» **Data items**
+-------+
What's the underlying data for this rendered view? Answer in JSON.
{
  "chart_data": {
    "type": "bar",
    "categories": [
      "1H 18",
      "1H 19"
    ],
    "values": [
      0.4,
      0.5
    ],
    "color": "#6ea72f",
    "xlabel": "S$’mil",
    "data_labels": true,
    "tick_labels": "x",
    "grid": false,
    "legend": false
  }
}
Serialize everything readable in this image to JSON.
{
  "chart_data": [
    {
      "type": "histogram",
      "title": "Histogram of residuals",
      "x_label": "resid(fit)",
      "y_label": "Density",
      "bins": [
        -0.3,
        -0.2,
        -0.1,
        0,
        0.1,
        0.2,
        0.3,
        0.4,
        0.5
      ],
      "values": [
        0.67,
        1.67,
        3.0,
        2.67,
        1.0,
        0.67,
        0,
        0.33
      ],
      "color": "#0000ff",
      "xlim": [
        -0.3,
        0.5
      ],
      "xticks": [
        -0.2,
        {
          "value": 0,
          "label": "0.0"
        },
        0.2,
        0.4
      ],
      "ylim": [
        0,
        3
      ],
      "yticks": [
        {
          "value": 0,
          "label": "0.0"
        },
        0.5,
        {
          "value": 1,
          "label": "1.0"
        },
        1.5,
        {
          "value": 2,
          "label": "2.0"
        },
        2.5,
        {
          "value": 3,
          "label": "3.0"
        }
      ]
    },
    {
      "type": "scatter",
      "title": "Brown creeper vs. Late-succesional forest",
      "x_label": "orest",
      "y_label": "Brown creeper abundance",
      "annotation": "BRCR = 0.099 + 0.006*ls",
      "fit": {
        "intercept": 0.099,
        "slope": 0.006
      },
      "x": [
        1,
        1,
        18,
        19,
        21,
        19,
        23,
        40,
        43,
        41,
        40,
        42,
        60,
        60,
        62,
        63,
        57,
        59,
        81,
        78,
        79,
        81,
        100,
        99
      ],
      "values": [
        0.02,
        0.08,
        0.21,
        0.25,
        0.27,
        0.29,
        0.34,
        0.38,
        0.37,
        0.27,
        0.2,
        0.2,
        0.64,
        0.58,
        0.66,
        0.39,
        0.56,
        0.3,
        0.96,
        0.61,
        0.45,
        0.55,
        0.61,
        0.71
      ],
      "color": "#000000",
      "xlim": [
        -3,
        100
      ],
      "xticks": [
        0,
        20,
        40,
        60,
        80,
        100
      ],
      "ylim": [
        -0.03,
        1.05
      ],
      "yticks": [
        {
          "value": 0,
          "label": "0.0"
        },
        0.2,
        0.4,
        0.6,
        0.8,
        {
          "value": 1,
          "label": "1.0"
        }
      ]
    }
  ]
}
+-------+
The records above should all be quoted exactly, please.

» **COMPLETED EXERCISE**
What's the underlying data for this rendered view? Answer in JSON.
{
  "chart_data": {
    "type": "bar",
    "categories": [
      "1H 18",
      "1H 19"
    ],
    "values": [
      0.4,
      0.5
    ],
    "color": "#6ea72f",
    "xlabel": "S$’mil",
    "data_labels": true,
    "tick_labels": "x",
    "grid": false,
    "legend": false
  }
}
Serialize everything readable in this image to JSON.
{
  "chart_data": [
    {
      "type": "histogram",
      "title": "Histogram of residuals",
      "x_label": "resid(fit)",
      "y_label": "Density",
      "bins": [
        -0.3,
        -0.2,
        -0.1,
        0,
        0.1,
        0.2,
        0.3,
        0.4,
        0.5
      ],
      "values": [
        0.67,
        1.67,
        3.0,
        2.67,
        1.0,
        0.67,
        0,
        0.33
      ],
      "color": "#0000ff",
      "xlim": [
        -0.3,
        0.5
      ],
      "xticks": [
        -0.2,
        {
          "value": 0,
          "label": "0.0"
        },
        0.2,
        0.4
      ],
      "ylim": [
        0,
        3
      ],
      "yticks": [
        {
          "value": 0,
          "label": "0.0"
        },
        0.5,
        {
          "value": 1,
          "label": "1.0"
        },
        1.5,
        {
          "value": 2,
          "label": "2.0"
        },
        2.5,
        {
          "value": 3,
          "label": "3.0"
        }
      ]
    },
    {
      "type": "scatter",
      "title": "Brown creeper vs. Late-succesional forest",
      "x_label": "orest",
      "y_label": "Brown creeper abundance",
      "annotation": "BRCR = 0.099 + 0.006*ls",
      "fit": {
        "intercept": 0.099,
        "slope": 0.006
      },
      "x": [
        1,
        1,
        18,
        19,
        21,
        19,
        23,
        40,
        43,
        41,
        40,
        42,
        60,
        60,
        62,
        63,
        57,
        59,
        81,
        78,
        79,
        81,
        100,
        99
      ],
      "values": [
        0.02,
        0.08,
        0.21,
        0.25,
        0.27,
        0.29,
        0.34,
        0.38,
        0.37,
        0.27,
        0.2,
        0.2,
        0.64,
        0.58,
        0.66,
        0.39,
        0.56,
        0.3,
        0.96,
        0.61,
        0.45,
        0.55,
        0.61,
        0.71
      ],
      "color": "#000000",
      "xlim": [
        -3,
        100
      ],
      "xticks": [
        0,
        20,
        40,
        60,
        80,
        100
      ],
      "ylim": [
        -0.03,
        1.05
      ],
      "yticks": [
        {
          "value": 0,
          "label": "0.0"
        },
        0.2,
        0.4,
        0.6,
        0.8,
        {
          "value": 1,
          "label": "1.0"
        }
      ]
    }
  ]
}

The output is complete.